PROBLEM DETAILS
Reproduce exactly the lines from the one that holds "Give me a plain-text" through the last line of the entries, both ends included, but not the pictures.

EXTRACTED RECORDS
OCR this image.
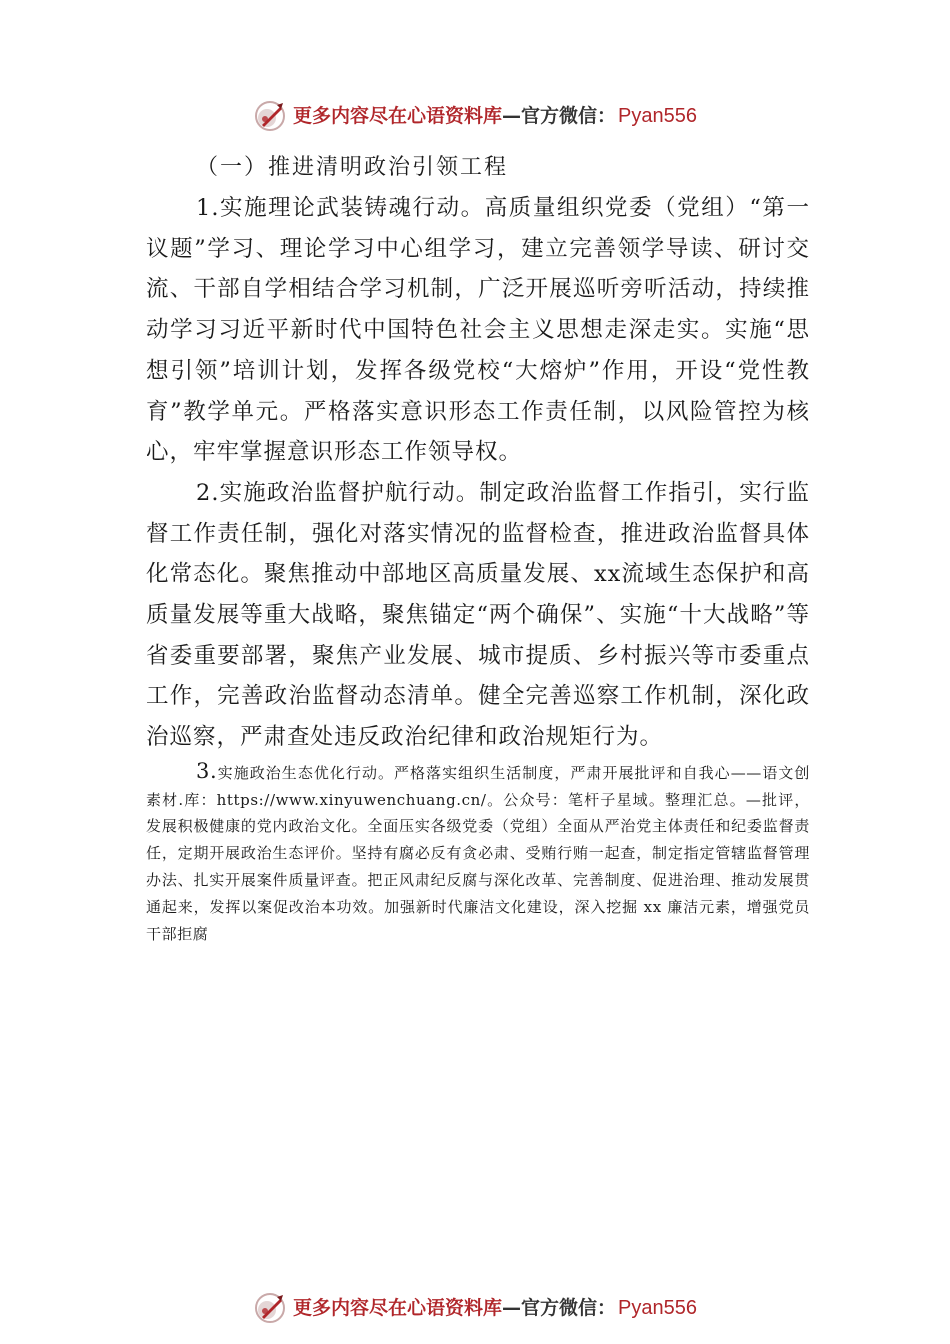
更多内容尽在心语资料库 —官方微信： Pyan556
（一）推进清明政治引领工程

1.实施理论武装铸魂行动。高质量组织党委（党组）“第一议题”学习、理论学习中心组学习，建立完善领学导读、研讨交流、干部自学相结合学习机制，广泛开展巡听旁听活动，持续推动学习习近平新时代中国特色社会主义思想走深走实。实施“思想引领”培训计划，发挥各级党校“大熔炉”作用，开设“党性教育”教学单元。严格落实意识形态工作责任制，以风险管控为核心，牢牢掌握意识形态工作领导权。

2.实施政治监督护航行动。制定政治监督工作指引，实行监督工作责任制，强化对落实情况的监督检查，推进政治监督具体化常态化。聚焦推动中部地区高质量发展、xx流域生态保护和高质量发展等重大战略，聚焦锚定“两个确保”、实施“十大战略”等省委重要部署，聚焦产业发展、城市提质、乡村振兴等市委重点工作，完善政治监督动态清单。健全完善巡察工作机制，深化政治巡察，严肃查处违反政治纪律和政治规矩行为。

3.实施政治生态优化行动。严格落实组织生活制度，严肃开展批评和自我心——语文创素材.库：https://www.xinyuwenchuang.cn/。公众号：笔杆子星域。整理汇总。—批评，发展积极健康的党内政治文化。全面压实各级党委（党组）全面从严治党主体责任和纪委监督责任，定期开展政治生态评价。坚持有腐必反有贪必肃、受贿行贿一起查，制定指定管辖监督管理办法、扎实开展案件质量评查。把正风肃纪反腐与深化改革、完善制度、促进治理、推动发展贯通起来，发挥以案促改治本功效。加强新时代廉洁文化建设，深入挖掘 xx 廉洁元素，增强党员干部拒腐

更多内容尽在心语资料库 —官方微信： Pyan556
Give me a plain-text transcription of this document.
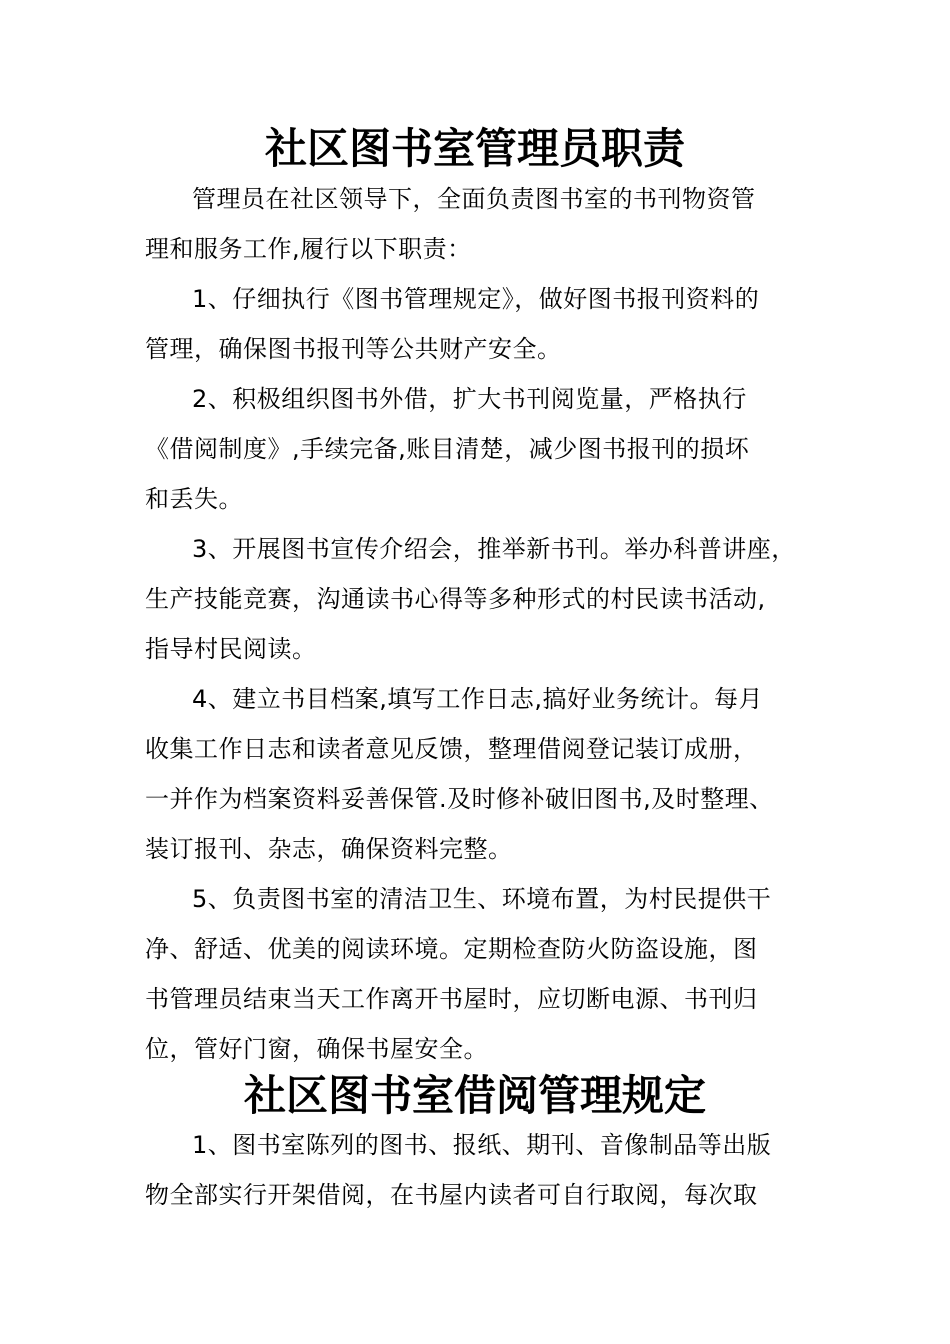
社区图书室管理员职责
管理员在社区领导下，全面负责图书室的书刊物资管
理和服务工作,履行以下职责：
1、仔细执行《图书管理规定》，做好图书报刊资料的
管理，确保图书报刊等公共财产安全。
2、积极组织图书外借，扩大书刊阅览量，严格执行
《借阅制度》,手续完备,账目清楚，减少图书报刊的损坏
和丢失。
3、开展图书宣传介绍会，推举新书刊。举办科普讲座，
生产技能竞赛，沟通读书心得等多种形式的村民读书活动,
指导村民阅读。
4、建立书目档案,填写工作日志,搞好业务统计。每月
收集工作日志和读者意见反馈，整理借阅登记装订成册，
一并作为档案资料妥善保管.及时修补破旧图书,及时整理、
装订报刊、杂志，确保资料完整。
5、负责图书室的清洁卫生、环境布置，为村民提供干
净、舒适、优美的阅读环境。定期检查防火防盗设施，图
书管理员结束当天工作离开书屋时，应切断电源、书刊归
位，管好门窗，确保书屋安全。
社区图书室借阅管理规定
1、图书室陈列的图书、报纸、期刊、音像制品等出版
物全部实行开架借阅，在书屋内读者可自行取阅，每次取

RESULT FOR THIS EXERCISE
Give me a plain-text transcription of this document.
社区图书室管理员职责
管理员在社区领导下，全面负责图书室的书刊物资管
理和服务工作,履行以下职责：
1、仔细执行《图书管理规定》，做好图书报刊资料的
管理，确保图书报刊等公共财产安全。
2、积极组织图书外借，扩大书刊阅览量，严格执行
《借阅制度》,手续完备,账目清楚，减少图书报刊的损坏
和丢失。
3、开展图书宣传介绍会，推举新书刊。举办科普讲座，
生产技能竞赛，沟通读书心得等多种形式的村民读书活动,
指导村民阅读。
4、建立书目档案,填写工作日志,搞好业务统计。每月
收集工作日志和读者意见反馈，整理借阅登记装订成册，
一并作为档案资料妥善保管.及时修补破旧图书,及时整理、
装订报刊、杂志，确保资料完整。
5、负责图书室的清洁卫生、环境布置，为村民提供干
净、舒适、优美的阅读环境。定期检查防火防盗设施，图
书管理员结束当天工作离开书屋时，应切断电源、书刊归
位，管好门窗，确保书屋安全。
社区图书室借阅管理规定
1、图书室陈列的图书、报纸、期刊、音像制品等出版
物全部实行开架借阅，在书屋内读者可自行取阅，每次取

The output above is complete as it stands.